Request:
Please repeat the entries word for word, starting at the first one and ending at the line that contains "chart-title: Day 001", with both of those lines included.

Exercise inputs:

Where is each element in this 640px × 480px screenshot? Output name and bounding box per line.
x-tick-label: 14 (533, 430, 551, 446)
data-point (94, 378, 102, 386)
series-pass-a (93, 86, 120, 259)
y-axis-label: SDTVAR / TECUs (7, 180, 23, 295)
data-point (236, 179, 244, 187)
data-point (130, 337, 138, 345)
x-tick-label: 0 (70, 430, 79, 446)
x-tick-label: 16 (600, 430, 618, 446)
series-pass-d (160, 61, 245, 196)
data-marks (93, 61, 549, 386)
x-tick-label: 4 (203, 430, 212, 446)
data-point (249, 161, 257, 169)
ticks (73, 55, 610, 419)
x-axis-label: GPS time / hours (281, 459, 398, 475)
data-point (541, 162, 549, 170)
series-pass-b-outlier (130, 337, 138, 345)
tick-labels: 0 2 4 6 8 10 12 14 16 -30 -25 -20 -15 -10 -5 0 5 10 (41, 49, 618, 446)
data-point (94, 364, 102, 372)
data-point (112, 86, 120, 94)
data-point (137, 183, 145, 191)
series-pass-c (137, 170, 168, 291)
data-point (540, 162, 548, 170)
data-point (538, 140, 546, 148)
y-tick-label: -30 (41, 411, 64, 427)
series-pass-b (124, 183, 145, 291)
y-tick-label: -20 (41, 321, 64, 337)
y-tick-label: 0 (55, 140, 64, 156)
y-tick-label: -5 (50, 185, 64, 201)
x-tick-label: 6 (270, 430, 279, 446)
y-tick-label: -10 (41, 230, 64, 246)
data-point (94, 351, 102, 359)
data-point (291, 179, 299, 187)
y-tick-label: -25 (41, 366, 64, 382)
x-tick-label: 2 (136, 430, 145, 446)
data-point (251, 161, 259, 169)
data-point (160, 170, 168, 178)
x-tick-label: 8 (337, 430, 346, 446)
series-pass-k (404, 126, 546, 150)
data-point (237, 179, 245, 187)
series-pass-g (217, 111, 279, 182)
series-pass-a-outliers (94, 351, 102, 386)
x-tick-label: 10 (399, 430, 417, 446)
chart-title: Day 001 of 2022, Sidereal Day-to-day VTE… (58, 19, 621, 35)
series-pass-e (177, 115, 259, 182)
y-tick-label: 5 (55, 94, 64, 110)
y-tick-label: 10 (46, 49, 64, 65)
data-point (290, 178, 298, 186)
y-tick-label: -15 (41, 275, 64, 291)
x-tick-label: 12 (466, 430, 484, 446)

Response:
Where is each element in this 640px × 480px screenshot? Output name and bounding box per line.
x-tick-label: 14 (533, 430, 551, 446)
data-point (94, 378, 102, 386)
series-pass-a (93, 86, 120, 259)
y-axis-label: SDTVAR / TECUs (7, 180, 23, 295)
data-point (236, 179, 244, 187)
data-point (130, 337, 138, 345)
x-tick-label: 0 (70, 430, 79, 446)
x-tick-label: 16 (600, 430, 618, 446)
series-pass-d (160, 61, 245, 196)
data-marks (93, 61, 549, 386)
x-tick-label: 4 (203, 430, 212, 446)
data-point (249, 161, 257, 169)
ticks (73, 55, 610, 419)
x-axis-label: GPS time / hours (281, 459, 398, 475)
data-point (541, 162, 549, 170)
series-pass-b-outlier (130, 337, 138, 345)
tick-labels: 0 2 4 6 8 10 12 14 16 -30 -25 -20 -15 -10 -5 0 5 10 (41, 49, 618, 446)
data-point (94, 364, 102, 372)
data-point (112, 86, 120, 94)
data-point (137, 183, 145, 191)
series-pass-c (137, 170, 168, 291)
data-point (540, 162, 548, 170)
data-point (538, 140, 546, 148)
y-tick-label: -30 (41, 411, 64, 427)
series-pass-b (124, 183, 145, 291)
y-tick-label: -20 (41, 321, 64, 337)
y-tick-label: 0 (55, 140, 64, 156)
y-tick-label: -5 (50, 185, 64, 201)
x-tick-label: 6 (270, 430, 279, 446)
y-tick-label: -10 (41, 230, 64, 246)
data-point (94, 351, 102, 359)
data-point (291, 179, 299, 187)
y-tick-label: -25 (41, 366, 64, 382)
x-tick-label: 2 (136, 430, 145, 446)
data-point (251, 161, 259, 169)
data-point (160, 170, 168, 178)
x-tick-label: 8 (337, 430, 346, 446)
series-pass-k (404, 126, 546, 150)
data-point (237, 179, 245, 187)
series-pass-g (217, 111, 279, 182)
series-pass-a-outliers (94, 351, 102, 386)
x-tick-label: 10 (399, 430, 417, 446)
chart-title: Day 001 of 2022, Sidereal Day-to-day VTE… (58, 19, 621, 35)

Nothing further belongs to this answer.